--- start DATA FOR THE TASK ---
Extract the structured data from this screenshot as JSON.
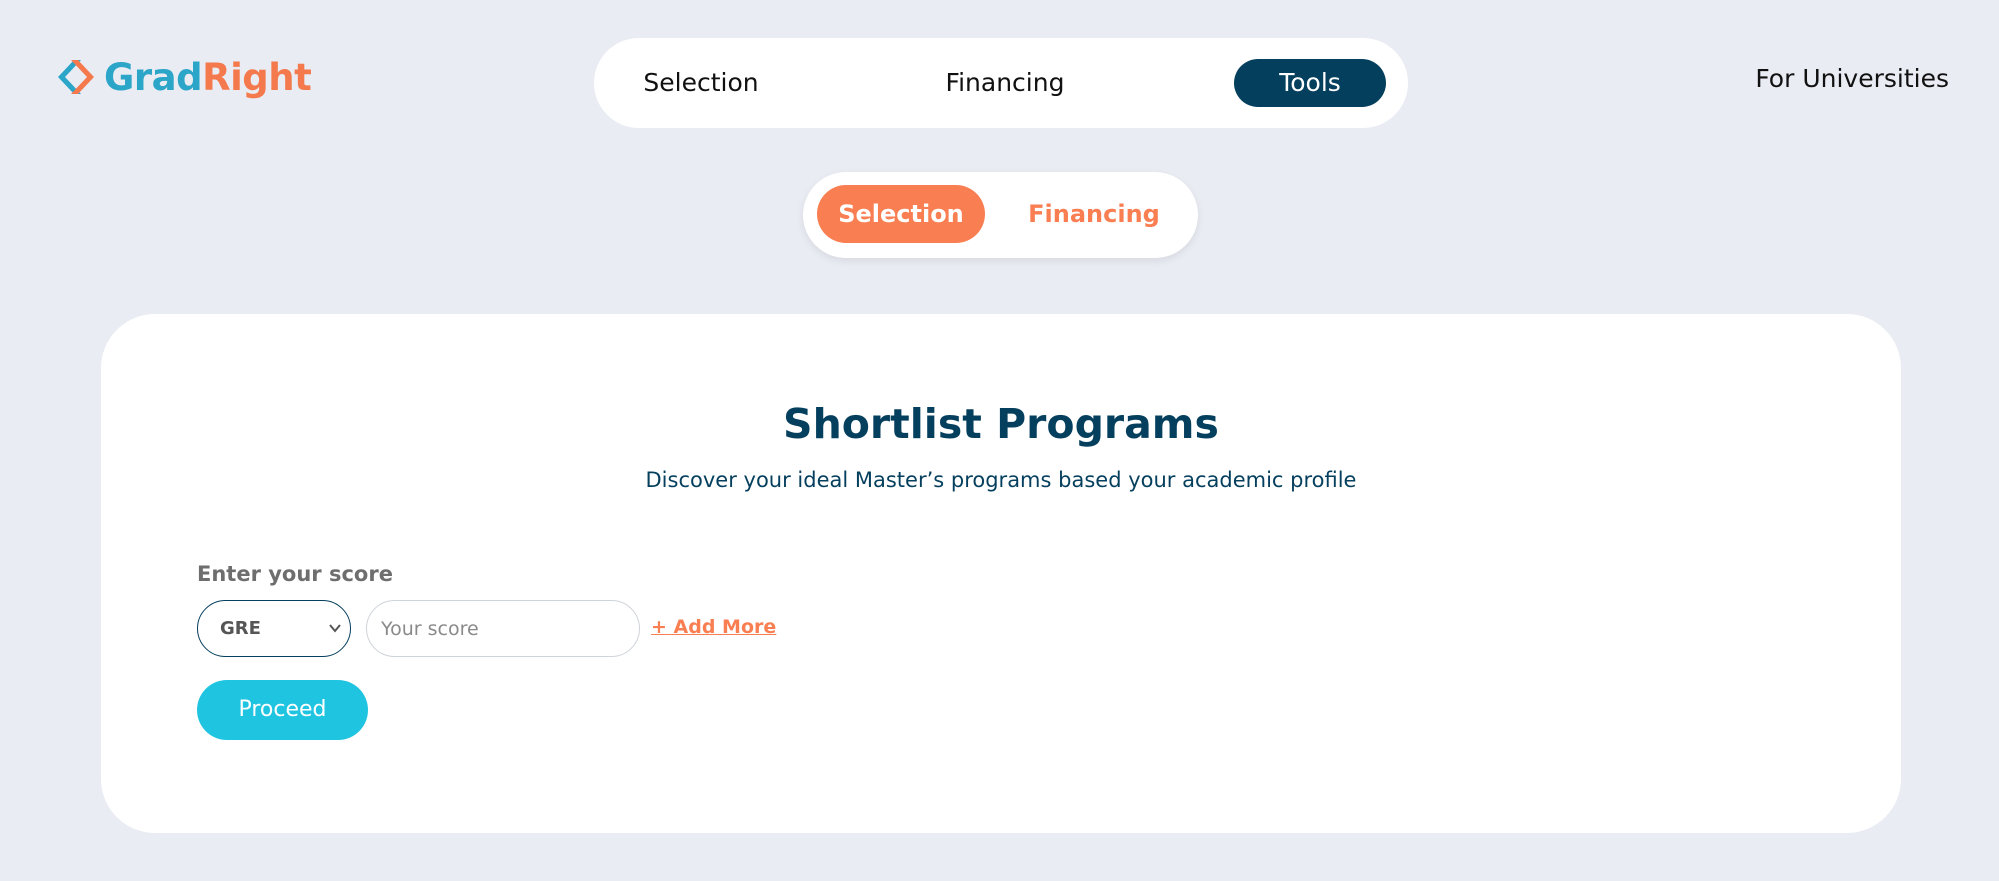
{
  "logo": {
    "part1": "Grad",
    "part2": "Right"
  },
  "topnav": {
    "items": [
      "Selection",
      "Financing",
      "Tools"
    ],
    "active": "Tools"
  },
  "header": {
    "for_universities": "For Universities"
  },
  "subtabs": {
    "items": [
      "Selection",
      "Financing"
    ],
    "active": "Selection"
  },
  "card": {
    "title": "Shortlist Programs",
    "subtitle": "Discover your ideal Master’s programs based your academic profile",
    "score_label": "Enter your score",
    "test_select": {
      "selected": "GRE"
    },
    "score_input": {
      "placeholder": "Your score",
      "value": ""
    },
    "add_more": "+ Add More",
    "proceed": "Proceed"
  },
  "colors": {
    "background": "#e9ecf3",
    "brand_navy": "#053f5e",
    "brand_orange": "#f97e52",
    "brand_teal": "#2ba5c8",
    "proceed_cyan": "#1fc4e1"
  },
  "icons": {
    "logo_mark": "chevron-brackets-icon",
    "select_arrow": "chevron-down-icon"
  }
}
--- end DATA FOR THE TASK ---
WHAT TO PRODUCE => Your copy of the data above should match it exactly, except that pictures are left out.

ANSWER FOR THIS EXERCISE =>
Extract the structured data from this screenshot as JSON.
{
  "logo": {
    "part1": "Grad",
    "part2": "Right"
  },
  "topnav": {
    "items": [
      "Selection",
      "Financing",
      "Tools"
    ],
    "active": "Tools"
  },
  "header": {
    "for_universities": "For Universities"
  },
  "subtabs": {
    "items": [
      "Selection",
      "Financing"
    ],
    "active": "Selection"
  },
  "card": {
    "title": "Shortlist Programs",
    "subtitle": "Discover your ideal Master’s programs based your academic profile",
    "score_label": "Enter your score",
    "test_select": {
      "selected": "GRE"
    },
    "score_input": {
      "placeholder": "Your score",
      "value": ""
    },
    "add_more": "+ Add More",
    "proceed": "Proceed"
  },
  "colors": {
    "background": "#e9ecf3",
    "brand_navy": "#053f5e",
    "brand_orange": "#f97e52",
    "brand_teal": "#2ba5c8",
    "proceed_cyan": "#1fc4e1"
  },
  "icons": {
    "logo_mark": "chevron-brackets-icon",
    "select_arrow": "chevron-down-icon"
  }
}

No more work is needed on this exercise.